● **Written instruction**:
Copy the lines that follow, keeping every character the same.

● **Data entries**:
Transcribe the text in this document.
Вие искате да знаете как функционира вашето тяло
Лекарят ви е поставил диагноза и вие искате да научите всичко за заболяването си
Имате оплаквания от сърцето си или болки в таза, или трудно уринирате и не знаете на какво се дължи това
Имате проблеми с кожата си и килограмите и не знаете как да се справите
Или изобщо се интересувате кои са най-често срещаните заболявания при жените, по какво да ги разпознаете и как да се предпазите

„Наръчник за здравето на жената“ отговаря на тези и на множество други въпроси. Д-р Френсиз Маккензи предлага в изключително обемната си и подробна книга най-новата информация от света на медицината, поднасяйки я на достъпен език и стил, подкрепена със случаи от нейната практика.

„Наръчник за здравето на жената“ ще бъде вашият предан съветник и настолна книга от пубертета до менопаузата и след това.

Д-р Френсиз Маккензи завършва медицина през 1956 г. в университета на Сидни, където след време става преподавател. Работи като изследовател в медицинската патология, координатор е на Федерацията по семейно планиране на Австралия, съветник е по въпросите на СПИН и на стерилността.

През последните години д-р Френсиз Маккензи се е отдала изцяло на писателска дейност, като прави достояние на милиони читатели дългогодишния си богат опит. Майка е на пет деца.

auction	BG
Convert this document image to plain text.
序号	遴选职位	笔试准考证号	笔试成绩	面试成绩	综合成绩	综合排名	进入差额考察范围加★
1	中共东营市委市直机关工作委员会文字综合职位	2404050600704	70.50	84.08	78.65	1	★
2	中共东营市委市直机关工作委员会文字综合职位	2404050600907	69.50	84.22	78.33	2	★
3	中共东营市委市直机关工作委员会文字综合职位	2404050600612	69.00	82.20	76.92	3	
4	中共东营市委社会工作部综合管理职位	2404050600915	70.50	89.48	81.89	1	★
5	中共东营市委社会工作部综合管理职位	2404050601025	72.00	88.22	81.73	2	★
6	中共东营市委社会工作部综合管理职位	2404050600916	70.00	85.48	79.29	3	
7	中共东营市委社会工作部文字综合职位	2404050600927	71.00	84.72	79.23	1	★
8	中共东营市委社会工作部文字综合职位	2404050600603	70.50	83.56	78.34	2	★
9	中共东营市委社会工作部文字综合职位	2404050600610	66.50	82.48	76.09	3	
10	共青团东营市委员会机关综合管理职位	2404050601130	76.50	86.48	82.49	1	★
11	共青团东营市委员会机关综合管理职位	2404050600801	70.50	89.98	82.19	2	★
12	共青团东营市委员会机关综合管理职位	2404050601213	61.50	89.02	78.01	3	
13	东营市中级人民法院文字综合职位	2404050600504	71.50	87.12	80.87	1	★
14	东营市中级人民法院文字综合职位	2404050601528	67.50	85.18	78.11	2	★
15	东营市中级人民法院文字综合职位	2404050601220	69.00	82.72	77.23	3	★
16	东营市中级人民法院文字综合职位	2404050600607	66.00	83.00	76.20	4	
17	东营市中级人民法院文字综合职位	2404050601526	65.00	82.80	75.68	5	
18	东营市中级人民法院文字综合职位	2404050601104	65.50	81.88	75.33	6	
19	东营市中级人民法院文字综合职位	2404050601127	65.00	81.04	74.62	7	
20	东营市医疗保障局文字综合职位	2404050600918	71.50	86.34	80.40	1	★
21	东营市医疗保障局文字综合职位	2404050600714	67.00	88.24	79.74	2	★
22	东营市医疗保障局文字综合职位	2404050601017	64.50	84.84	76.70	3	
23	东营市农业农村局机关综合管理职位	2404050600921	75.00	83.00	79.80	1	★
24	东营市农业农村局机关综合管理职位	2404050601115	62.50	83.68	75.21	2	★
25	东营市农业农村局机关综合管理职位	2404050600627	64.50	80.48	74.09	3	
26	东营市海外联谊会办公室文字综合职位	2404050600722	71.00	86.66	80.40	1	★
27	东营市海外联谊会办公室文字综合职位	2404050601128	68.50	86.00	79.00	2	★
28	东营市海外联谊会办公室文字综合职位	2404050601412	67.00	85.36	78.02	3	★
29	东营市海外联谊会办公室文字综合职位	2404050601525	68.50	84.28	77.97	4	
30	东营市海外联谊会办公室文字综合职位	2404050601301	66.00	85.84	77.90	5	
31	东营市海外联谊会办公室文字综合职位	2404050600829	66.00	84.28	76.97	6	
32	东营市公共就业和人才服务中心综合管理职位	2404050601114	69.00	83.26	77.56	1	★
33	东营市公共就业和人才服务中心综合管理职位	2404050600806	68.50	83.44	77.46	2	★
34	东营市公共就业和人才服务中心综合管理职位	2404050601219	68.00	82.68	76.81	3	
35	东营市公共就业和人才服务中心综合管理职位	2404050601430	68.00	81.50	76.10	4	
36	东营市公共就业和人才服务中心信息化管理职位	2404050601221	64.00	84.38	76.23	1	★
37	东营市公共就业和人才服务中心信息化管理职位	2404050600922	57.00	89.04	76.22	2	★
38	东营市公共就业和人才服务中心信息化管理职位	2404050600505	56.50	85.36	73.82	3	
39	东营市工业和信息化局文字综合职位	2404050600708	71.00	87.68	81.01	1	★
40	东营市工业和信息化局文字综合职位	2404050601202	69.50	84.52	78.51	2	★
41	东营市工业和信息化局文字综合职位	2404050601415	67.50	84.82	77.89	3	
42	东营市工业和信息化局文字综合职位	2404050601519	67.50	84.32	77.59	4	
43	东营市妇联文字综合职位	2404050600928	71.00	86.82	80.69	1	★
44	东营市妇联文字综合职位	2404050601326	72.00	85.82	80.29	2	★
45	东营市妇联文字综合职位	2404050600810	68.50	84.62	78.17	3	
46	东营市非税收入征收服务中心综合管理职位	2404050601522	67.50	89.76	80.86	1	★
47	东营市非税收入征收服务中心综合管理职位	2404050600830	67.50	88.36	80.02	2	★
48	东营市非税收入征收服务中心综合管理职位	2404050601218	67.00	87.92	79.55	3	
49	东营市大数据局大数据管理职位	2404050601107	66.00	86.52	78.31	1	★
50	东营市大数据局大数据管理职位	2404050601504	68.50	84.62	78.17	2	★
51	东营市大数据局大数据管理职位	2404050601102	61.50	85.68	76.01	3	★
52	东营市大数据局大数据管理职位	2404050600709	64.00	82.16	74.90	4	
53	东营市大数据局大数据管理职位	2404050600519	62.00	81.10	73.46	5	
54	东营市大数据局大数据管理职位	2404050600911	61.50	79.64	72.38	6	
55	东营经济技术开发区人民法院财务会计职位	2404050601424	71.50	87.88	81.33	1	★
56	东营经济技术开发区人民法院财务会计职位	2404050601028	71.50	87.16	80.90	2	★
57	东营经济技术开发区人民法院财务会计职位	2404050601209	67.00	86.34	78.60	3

● **Exercise response**:
Transcribe the text in this document.
Вие искате да знаете как функционира вашето тяло
Лекарят ви е поставил диагноза и вие искате да научите всичко за заболяването си
Имате оплаквания от сърцето си или болки в таза, или трудно уринирате и не знаете на какво се дължи това
Имате проблеми с кожата си и килограмите и не знаете как да се справите
Или изобщо се интересувате кои са най-често срещаните заболявания при жените, по какво да ги разпознаете и как да се предпазите

„Наръчник за здравето на жената“ отговаря на тези и на множество други въпроси. Д-р Френсиз Маккензи предлага в изключително обемната си и подробна книга най-новата информация от света на медицината, поднасяйки я на достъпен език и стил, подкрепена със случаи от нейната практика.

„Наръчник за здравето на жената“ ще бъде вашият предан съветник и настолна книга от пубертета до менопаузата и след това.

Д-р Френсиз Маккензи завършва медицина през 1956 г. в университета на Сидни, където след време става преподавател. Работи като изследовател в медицинската патология, координатор е на Федерацията по семейно планиране на Австралия, съветник е по въпросите на СПИН и на стерилността.

През последните години д-р Френсиз Маккензи се е отдала изцяло на писателска дейност, като прави достояние на милиони читатели дългогодишния си богат опит. Майка е на пет деца.

auction	BG
Convert this document image to plain text.
序号	遴选职位	笔试准考证号	笔试成绩	面试成绩	综合成绩	综合排名	进入差额考察范围加★
1	中共东营市委市直机关工作委员会文字综合职位	2404050600704	70.50	84.08	78.65	1	★
2	中共东营市委市直机关工作委员会文字综合职位	2404050600907	69.50	84.22	78.33	2	★
3	中共东营市委市直机关工作委员会文字综合职位	2404050600612	69.00	82.20	76.92	3	
4	中共东营市委社会工作部综合管理职位	2404050600915	70.50	89.48	81.89	1	★
5	中共东营市委社会工作部综合管理职位	2404050601025	72.00	88.22	81.73	2	★
6	中共东营市委社会工作部综合管理职位	2404050600916	70.00	85.48	79.29	3	
7	中共东营市委社会工作部文字综合职位	2404050600927	71.00	84.72	79.23	1	★
8	中共东营市委社会工作部文字综合职位	2404050600603	70.50	83.56	78.34	2	★
9	中共东营市委社会工作部文字综合职位	2404050600610	66.50	82.48	76.09	3	
10	共青团东营市委员会机关综合管理职位	2404050601130	76.50	86.48	82.49	1	★
11	共青团东营市委员会机关综合管理职位	2404050600801	70.50	89.98	82.19	2	★
12	共青团东营市委员会机关综合管理职位	2404050601213	61.50	89.02	78.01	3	
13	东营市中级人民法院文字综合职位	2404050600504	71.50	87.12	80.87	1	★
14	东营市中级人民法院文字综合职位	2404050601528	67.50	85.18	78.11	2	★
15	东营市中级人民法院文字综合职位	2404050601220	69.00	82.72	77.23	3	★
16	东营市中级人民法院文字综合职位	2404050600607	66.00	83.00	76.20	4	
17	东营市中级人民法院文字综合职位	2404050601526	65.00	82.80	75.68	5	
18	东营市中级人民法院文字综合职位	2404050601104	65.50	81.88	75.33	6	
19	东营市中级人民法院文字综合职位	2404050601127	65.00	81.04	74.62	7	
20	东营市医疗保障局文字综合职位	2404050600918	71.50	86.34	80.40	1	★
21	东营市医疗保障局文字综合职位	2404050600714	67.00	88.24	79.74	2	★
22	东营市医疗保障局文字综合职位	2404050601017	64.50	84.84	76.70	3	
23	东营市农业农村局机关综合管理职位	2404050600921	75.00	83.00	79.80	1	★
24	东营市农业农村局机关综合管理职位	2404050601115	62.50	83.68	75.21	2	★
25	东营市农业农村局机关综合管理职位	2404050600627	64.50	80.48	74.09	3	
26	东营市海外联谊会办公室文字综合职位	2404050600722	71.00	86.66	80.40	1	★
27	东营市海外联谊会办公室文字综合职位	2404050601128	68.50	86.00	79.00	2	★
28	东营市海外联谊会办公室文字综合职位	2404050601412	67.00	85.36	78.02	3	★
29	东营市海外联谊会办公室文字综合职位	2404050601525	68.50	84.28	77.97	4	
30	东营市海外联谊会办公室文字综合职位	2404050601301	66.00	85.84	77.90	5	
31	东营市海外联谊会办公室文字综合职位	2404050600829	66.00	84.28	76.97	6	
32	东营市公共就业和人才服务中心综合管理职位	2404050601114	69.00	83.26	77.56	1	★
33	东营市公共就业和人才服务中心综合管理职位	2404050600806	68.50	83.44	77.46	2	★
34	东营市公共就业和人才服务中心综合管理职位	2404050601219	68.00	82.68	76.81	3	
35	东营市公共就业和人才服务中心综合管理职位	2404050601430	68.00	81.50	76.10	4	
36	东营市公共就业和人才服务中心信息化管理职位	2404050601221	64.00	84.38	76.23	1	★
37	东营市公共就业和人才服务中心信息化管理职位	2404050600922	57.00	89.04	76.22	2	★
38	东营市公共就业和人才服务中心信息化管理职位	2404050600505	56.50	85.36	73.82	3	
39	东营市工业和信息化局文字综合职位	2404050600708	71.00	87.68	81.01	1	★
40	东营市工业和信息化局文字综合职位	2404050601202	69.50	84.52	78.51	2	★
41	东营市工业和信息化局文字综合职位	2404050601415	67.50	84.82	77.89	3	
42	东营市工业和信息化局文字综合职位	2404050601519	67.50	84.32	77.59	4	
43	东营市妇联文字综合职位	2404050600928	71.00	86.82	80.69	1	★
44	东营市妇联文字综合职位	2404050601326	72.00	85.82	80.29	2	★
45	东营市妇联文字综合职位	2404050600810	68.50	84.62	78.17	3	
46	东营市非税收入征收服务中心综合管理职位	2404050601522	67.50	89.76	80.86	1	★
47	东营市非税收入征收服务中心综合管理职位	2404050600830	67.50	88.36	80.02	2	★
48	东营市非税收入征收服务中心综合管理职位	2404050601218	67.00	87.92	79.55	3	
49	东营市大数据局大数据管理职位	2404050601107	66.00	86.52	78.31	1	★
50	东营市大数据局大数据管理职位	2404050601504	68.50	84.62	78.17	2	★
51	东营市大数据局大数据管理职位	2404050601102	61.50	85.68	76.01	3	★
52	东营市大数据局大数据管理职位	2404050600709	64.00	82.16	74.90	4	
53	东营市大数据局大数据管理职位	2404050600519	62.00	81.10	73.46	5	
54	东营市大数据局大数据管理职位	2404050600911	61.50	79.64	72.38	6	
55	东营经济技术开发区人民法院财务会计职位	2404050601424	71.50	87.88	81.33	1	★
56	东营经济技术开发区人民法院财务会计职位	2404050601028	71.50	87.16	80.90	2	★
57	东营经济技术开发区人民法院财务会计职位	2404050601209	67.00	86.34	78.60	3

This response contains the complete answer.